§ PROBLEM DETAILS: Return the complete listing that follows, with each line reproduced exactly.
+--
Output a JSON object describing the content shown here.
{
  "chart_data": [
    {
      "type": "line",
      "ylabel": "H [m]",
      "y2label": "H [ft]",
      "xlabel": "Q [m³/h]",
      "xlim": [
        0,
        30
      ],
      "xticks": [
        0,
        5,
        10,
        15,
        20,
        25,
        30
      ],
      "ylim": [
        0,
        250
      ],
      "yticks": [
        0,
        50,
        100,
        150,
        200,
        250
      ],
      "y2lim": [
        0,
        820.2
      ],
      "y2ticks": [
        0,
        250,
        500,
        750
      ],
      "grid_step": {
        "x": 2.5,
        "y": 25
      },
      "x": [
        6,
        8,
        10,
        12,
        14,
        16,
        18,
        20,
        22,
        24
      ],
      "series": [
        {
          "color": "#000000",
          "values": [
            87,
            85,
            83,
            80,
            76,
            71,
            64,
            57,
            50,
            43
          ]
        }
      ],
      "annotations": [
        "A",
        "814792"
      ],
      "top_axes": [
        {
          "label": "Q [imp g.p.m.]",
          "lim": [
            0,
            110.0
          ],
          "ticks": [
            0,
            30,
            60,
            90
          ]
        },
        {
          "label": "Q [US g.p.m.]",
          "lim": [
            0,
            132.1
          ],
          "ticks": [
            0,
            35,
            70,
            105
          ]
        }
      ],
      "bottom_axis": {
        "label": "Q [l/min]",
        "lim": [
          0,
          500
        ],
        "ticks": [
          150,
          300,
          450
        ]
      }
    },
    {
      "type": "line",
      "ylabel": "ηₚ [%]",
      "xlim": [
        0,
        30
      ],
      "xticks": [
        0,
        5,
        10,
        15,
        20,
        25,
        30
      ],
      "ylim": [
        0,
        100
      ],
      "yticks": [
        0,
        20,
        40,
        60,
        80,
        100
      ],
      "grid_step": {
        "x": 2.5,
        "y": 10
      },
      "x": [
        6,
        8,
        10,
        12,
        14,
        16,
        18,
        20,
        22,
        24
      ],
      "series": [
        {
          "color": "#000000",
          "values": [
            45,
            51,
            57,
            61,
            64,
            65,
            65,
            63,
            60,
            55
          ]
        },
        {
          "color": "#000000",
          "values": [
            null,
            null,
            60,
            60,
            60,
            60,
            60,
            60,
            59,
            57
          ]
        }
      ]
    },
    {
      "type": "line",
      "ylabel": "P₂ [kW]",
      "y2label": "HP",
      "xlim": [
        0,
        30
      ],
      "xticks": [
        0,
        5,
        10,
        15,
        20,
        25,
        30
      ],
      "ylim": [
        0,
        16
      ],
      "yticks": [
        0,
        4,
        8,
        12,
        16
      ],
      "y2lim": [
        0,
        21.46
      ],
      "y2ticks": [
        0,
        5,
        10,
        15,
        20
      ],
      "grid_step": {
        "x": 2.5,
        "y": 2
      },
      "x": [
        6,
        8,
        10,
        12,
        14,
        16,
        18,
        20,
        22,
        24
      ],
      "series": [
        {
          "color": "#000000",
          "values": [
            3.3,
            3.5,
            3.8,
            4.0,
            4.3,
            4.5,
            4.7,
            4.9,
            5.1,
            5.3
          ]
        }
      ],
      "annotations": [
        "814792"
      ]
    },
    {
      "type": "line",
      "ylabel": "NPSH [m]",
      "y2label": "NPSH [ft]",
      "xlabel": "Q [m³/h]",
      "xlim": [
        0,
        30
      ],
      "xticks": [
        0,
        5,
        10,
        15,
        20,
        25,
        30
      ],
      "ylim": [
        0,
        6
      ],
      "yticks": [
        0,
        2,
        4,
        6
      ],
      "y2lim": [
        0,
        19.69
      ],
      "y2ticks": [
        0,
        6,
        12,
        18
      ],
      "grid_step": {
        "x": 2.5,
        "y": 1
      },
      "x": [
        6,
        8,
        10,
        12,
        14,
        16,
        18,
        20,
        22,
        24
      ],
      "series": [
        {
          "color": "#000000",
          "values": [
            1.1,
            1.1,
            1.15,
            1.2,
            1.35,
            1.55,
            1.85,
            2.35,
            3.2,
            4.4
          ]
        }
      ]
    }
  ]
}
+--
§ REPLY:
Output a JSON object describing the content shown here.
{
  "chart_data": [
    {
      "type": "line",
      "ylabel": "H [m]",
      "y2label": "H [ft]",
      "xlabel": "Q [m³/h]",
      "xlim": [
        0,
        30
      ],
      "xticks": [
        0,
        5,
        10,
        15,
        20,
        25,
        30
      ],
      "ylim": [
        0,
        250
      ],
      "yticks": [
        0,
        50,
        100,
        150,
        200,
        250
      ],
      "y2lim": [
        0,
        820.2
      ],
      "y2ticks": [
        0,
        250,
        500,
        750
      ],
      "grid_step": {
        "x": 2.5,
        "y": 25
      },
      "x": [
        6,
        8,
        10,
        12,
        14,
        16,
        18,
        20,
        22,
        24
      ],
      "series": [
        {
          "color": "#000000",
          "values": [
            87,
            85,
            83,
            80,
            76,
            71,
            64,
            57,
            50,
            43
          ]
        }
      ],
      "annotations": [
        "A",
        "814792"
      ],
      "top_axes": [
        {
          "label": "Q [imp g.p.m.]",
          "lim": [
            0,
            110.0
          ],
          "ticks": [
            0,
            30,
            60,
            90
          ]
        },
        {
          "label": "Q [US g.p.m.]",
          "lim": [
            0,
            132.1
          ],
          "ticks": [
            0,
            35,
            70,
            105
          ]
        }
      ],
      "bottom_axis": {
        "label": "Q [l/min]",
        "lim": [
          0,
          500
        ],
        "ticks": [
          150,
          300,
          450
        ]
      }
    },
    {
      "type": "line",
      "ylabel": "ηₚ [%]",
      "xlim": [
        0,
        30
      ],
      "xticks": [
        0,
        5,
        10,
        15,
        20,
        25,
        30
      ],
      "ylim": [
        0,
        100
      ],
      "yticks": [
        0,
        20,
        40,
        60,
        80,
        100
      ],
      "grid_step": {
        "x": 2.5,
        "y": 10
      },
      "x": [
        6,
        8,
        10,
        12,
        14,
        16,
        18,
        20,
        22,
        24
      ],
      "series": [
        {
          "color": "#000000",
          "values": [
            45,
            51,
            57,
            61,
            64,
            65,
            65,
            63,
            60,
            55
          ]
        },
        {
          "color": "#000000",
          "values": [
            null,
            null,
            60,
            60,
            60,
            60,
            60,
            60,
            59,
            57
          ]
        }
      ]
    },
    {
      "type": "line",
      "ylabel": "P₂ [kW]",
      "y2label": "HP",
      "xlim": [
        0,
        30
      ],
      "xticks": [
        0,
        5,
        10,
        15,
        20,
        25,
        30
      ],
      "ylim": [
        0,
        16
      ],
      "yticks": [
        0,
        4,
        8,
        12,
        16
      ],
      "y2lim": [
        0,
        21.46
      ],
      "y2ticks": [
        0,
        5,
        10,
        15,
        20
      ],
      "grid_step": {
        "x": 2.5,
        "y": 2
      },
      "x": [
        6,
        8,
        10,
        12,
        14,
        16,
        18,
        20,
        22,
        24
      ],
      "series": [
        {
          "color": "#000000",
          "values": [
            3.3,
            3.5,
            3.8,
            4.0,
            4.3,
            4.5,
            4.7,
            4.9,
            5.1,
            5.3
          ]
        }
      ],
      "annotations": [
        "814792"
      ]
    },
    {
      "type": "line",
      "ylabel": "NPSH [m]",
      "y2label": "NPSH [ft]",
      "xlabel": "Q [m³/h]",
      "xlim": [
        0,
        30
      ],
      "xticks": [
        0,
        5,
        10,
        15,
        20,
        25,
        30
      ],
      "ylim": [
        0,
        6
      ],
      "yticks": [
        0,
        2,
        4,
        6
      ],
      "y2lim": [
        0,
        19.69
      ],
      "y2ticks": [
        0,
        6,
        12,
        18
      ],
      "grid_step": {
        "x": 2.5,
        "y": 1
      },
      "x": [
        6,
        8,
        10,
        12,
        14,
        16,
        18,
        20,
        22,
        24
      ],
      "series": [
        {
          "color": "#000000",
          "values": [
            1.1,
            1.1,
            1.15,
            1.2,
            1.35,
            1.55,
            1.85,
            2.35,
            3.2,
            4.4
          ]
        }
      ]
    }
  ]
}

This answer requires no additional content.